**The request**
Give the entries below as a Markdown table with the columns Row and Line, one numbered row per line. Skip blank lines and leave the pictures out.

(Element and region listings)
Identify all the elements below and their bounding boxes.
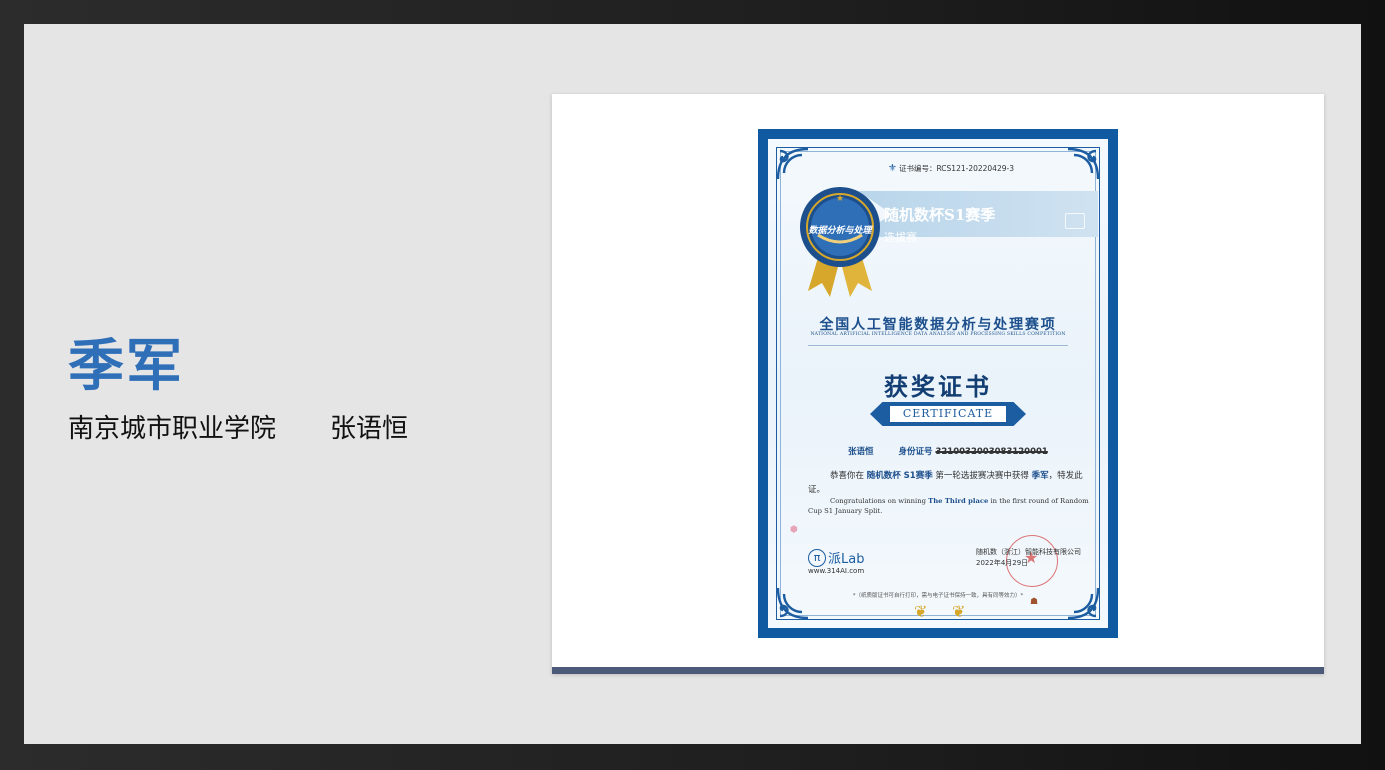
winner-line: 南京城市职业学院 张语恒 [68, 408, 408, 445]
competition-title-en: NATIONAL ARTIFICIAL INTELLIGENCE DATA AN… [810, 332, 1066, 337]
corner-ornament-icon [776, 587, 809, 620]
congrats-text-en: Congratulations on winning The Third pla… [808, 497, 1089, 515]
award-title: 季军 [68, 334, 184, 399]
certificate-number: ⚜ 证书编号：RCS121-20220429-3 [888, 163, 1014, 174]
divider [808, 345, 1068, 346]
laurel-icon: ❦ [914, 602, 928, 621]
slide: 季军 南京城市职业学院 张语恒 ⚜ 证书编号：RCS121-20220429-3 随… [24, 24, 1361, 744]
card-bottom-bar [552, 667, 1324, 674]
event-title: 随机数杯S1赛季 [884, 206, 996, 224]
issue-date: 2022年4月29日 [976, 559, 1029, 567]
event-subtitle: 选拔赛 [884, 231, 917, 244]
corner-ornament-icon [776, 147, 809, 180]
recipient-line: 张语恒 身份证号 3210032003083120001 [848, 445, 1048, 457]
certificate-image: ⚜ 证书编号：RCS121-20220429-3 随机数杯S1赛季 选拔赛 ★ 数… [758, 129, 1118, 638]
issuer: 随机数（浙江）智能科技有限公司 [976, 548, 1081, 556]
pilab-logo: π 派Lab [808, 547, 864, 567]
student-name: 张语恒 [330, 414, 409, 444]
school-name: 南京城市职业学院 [68, 414, 277, 444]
pi-icon: π [808, 548, 826, 567]
medal-label: 数据分析与处理 [808, 226, 872, 236]
certificate-heading-en: CERTIFICATE [890, 406, 1006, 422]
laurel-icon: ❦ [952, 602, 966, 621]
certificate-card: ⚜ 证书编号：RCS121-20220429-3 随机数杯S1赛季 选拔赛 ★ 数… [552, 94, 1324, 674]
chart-icon [1065, 213, 1085, 229]
congrats-text-cn: 恭喜你在 随机数杯 S1赛季 第一轮选拔赛决赛中获得 季军，特发此证。 [808, 471, 1083, 495]
svg-text:★: ★ [836, 194, 844, 204]
corner-ornament-icon [1067, 587, 1100, 620]
fleur-icon: ⚜ [888, 163, 897, 174]
footnote: *（纸质版证书可自行打印，需与电子证书保持一致，具有同等效力）* [852, 593, 1024, 599]
certificate-heading: 获奖证书 [884, 372, 992, 401]
hexagon-icon: ⬢ [790, 525, 798, 535]
recipient-name: 张语恒 [848, 447, 874, 457]
certificate-body: ⚜ 证书编号：RCS121-20220429-3 随机数杯S1赛季 选拔赛 ★ 数… [768, 139, 1108, 628]
logo-url: www.314AI.com [808, 567, 865, 575]
corner-ornament-icon [1067, 147, 1100, 180]
mascot-icon: ☗ [1030, 597, 1039, 607]
id-label: 身份证号 [898, 447, 933, 457]
competition-title: 全国人工智能数据分析与处理赛项 [819, 317, 1057, 333]
medal-icon: ★ [800, 187, 880, 297]
id-value: 3210032003083120001 [935, 447, 1048, 457]
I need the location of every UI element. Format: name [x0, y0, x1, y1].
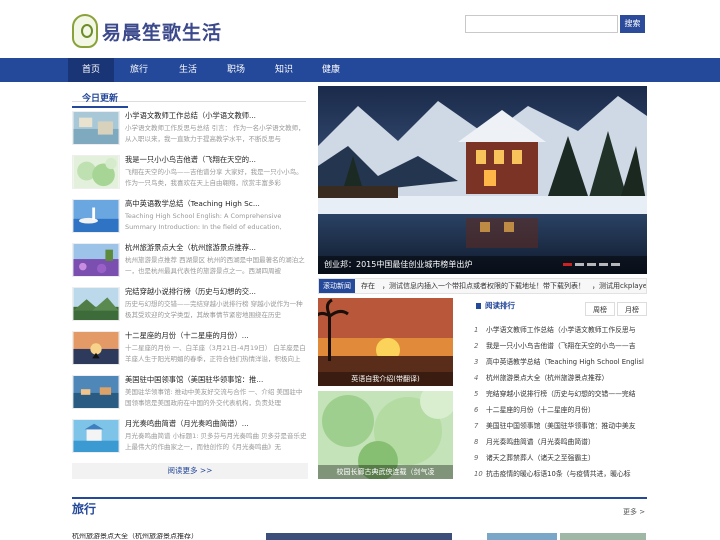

**The answer**
| Row | Line |
|---|---|
| 1 | Identify all the elements below and their bounding boxes. |
| 2 | winner-line: 南京城市职业学院 张语恒 [68, 408, 408, 445] |
| 3 | competition-title-en: NATIONAL ARTIFICIAL INTELLIGENCE DATA AN… [810, 332, 1066, 337] |
| 4 | corner-ornament-icon [776, 587, 809, 620] |
| 5 | congrats-text-en: Congratulations on winning The Third pla… [808, 497, 1089, 515] |
| 6 | award-title: 季军 [68, 334, 184, 399] |
| 7 | certificate-number: ⚜ 证书编号：RCS121-20220429-3 [888, 163, 1014, 174] |
| 8 | divider [808, 345, 1068, 346] |
| 9 | laurel-icon: ❦ [914, 602, 928, 621] |
| 10 | slide: 季军 南京城市职业学院 张语恒 ⚜ 证书编号：RCS121-20220429-3 随… [24, 24, 1361, 744] |
| 11 | card-bottom-bar [552, 667, 1324, 674] |
| 12 | event-title: 随机数杯S1赛季 [884, 206, 996, 224] |
| 13 | issue-date: 2022年4月29日 [976, 559, 1029, 567] |
| 14 | event-subtitle: 选拔赛 [884, 231, 917, 244] |
| 15 | corner-ornament-icon [776, 147, 809, 180] |
| 16 | recipient-line: 张语恒 身份证号 3210032003083120001 [848, 445, 1048, 457] |
| 17 | certificate-image: ⚜ 证书编号：RCS121-20220429-3 随机数杯S1赛季 选拔赛 ★ 数… [758, 129, 1118, 638] |
| 18 | issuer: 随机数（浙江）智能科技有限公司 [976, 548, 1081, 556] |
| 19 | pilab-logo: π 派Lab [808, 547, 864, 567] |
| 20 | student-name: 张语恒 [330, 414, 409, 444] |
| 21 | school-name: 南京城市职业学院 [68, 414, 277, 444] |
| 22 | pi-icon: π [808, 548, 826, 567] |
| 23 | medal-label: 数据分析与处理 [808, 226, 872, 236] |
| 24 | certificate-heading-en: CERTIFICATE [890, 406, 1006, 422] |
| 25 | laurel-icon: ❦ [952, 602, 966, 621] |
| 26 | certificate-card: ⚜ 证书编号：RCS121-20220429-3 随机数杯S1赛季 选拔赛 ★ 数… [552, 94, 1324, 674] |
| 27 | chart-icon [1065, 213, 1085, 229] |
| 28 | congrats-text-cn: 恭喜你在 随机数杯 S1赛季 第一轮选拔赛决赛中获得 季军，特发此证。 [808, 471, 1083, 495] |
| 29 | svg-text:★: ★ [836, 194, 844, 204] |
| 30 | corner-ornament-icon [1067, 587, 1100, 620] |
| 31 | fleur-icon: ⚜ [888, 163, 897, 174] |
| 32 | footnote: *（纸质版证书可自行打印，需与电子证书保持一致，具有同等效力）* [852, 593, 1024, 599] |
| 33 | certificate-heading: 获奖证书 [884, 372, 992, 401] |
| 34 | hexagon-icon: ⬢ [790, 525, 798, 535] |
| 35 | recipient-name: 张语恒 [848, 447, 874, 457] |
| 36 | certificate-body: ⚜ 证书编号：RCS121-20220429-3 随机数杯S1赛季 选拔赛 ★ 数… [768, 139, 1108, 628] |
| 37 | logo-url: www.314AI.com [808, 567, 865, 575] |
| 38 | corner-ornament-icon [1067, 147, 1100, 180] |
| 39 | mascot-icon: ☗ [1030, 597, 1039, 607] |
| 40 | id-label: 身份证号 [898, 447, 933, 457] |
| 41 | competition-title: 全国人工智能数据分析与处理赛项 [819, 317, 1057, 333] |
| 42 | medal-icon: ★ [800, 187, 880, 297] |
| 43 | id-value: 3210032003083120001 [935, 447, 1048, 457] |
| 44 | I need the location of every UI element. Format: name [x0, y0, x1, y1]. |